**DATASET RECORDS:**
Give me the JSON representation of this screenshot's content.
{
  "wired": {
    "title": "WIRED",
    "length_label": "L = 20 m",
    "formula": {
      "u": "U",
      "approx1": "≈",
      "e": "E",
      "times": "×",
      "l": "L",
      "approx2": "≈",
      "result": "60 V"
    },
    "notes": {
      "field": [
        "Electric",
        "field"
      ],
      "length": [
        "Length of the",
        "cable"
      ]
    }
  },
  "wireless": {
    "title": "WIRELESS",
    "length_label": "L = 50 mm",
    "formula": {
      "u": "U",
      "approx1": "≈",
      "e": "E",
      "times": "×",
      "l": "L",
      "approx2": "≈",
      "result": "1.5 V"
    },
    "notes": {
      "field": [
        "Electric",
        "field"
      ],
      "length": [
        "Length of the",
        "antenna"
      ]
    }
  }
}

**WHAT IS BEING ASKED:** Copy out the material word for word and line for line.

**TASK RESULT:**
Give me the JSON representation of this screenshot's content.
{
  "wired": {
    "title": "WIRED",
    "length_label": "L = 20 m",
    "formula": {
      "u": "U",
      "approx1": "≈",
      "e": "E",
      "times": "×",
      "l": "L",
      "approx2": "≈",
      "result": "60 V"
    },
    "notes": {
      "field": [
        "Electric",
        "field"
      ],
      "length": [
        "Length of the",
        "cable"
      ]
    }
  },
  "wireless": {
    "title": "WIRELESS",
    "length_label": "L = 50 mm",
    "formula": {
      "u": "U",
      "approx1": "≈",
      "e": "E",
      "times": "×",
      "l": "L",
      "approx2": "≈",
      "result": "1.5 V"
    },
    "notes": {
      "field": [
        "Electric",
        "field"
      ],
      "length": [
        "Length of the",
        "antenna"
      ]
    }
  }
}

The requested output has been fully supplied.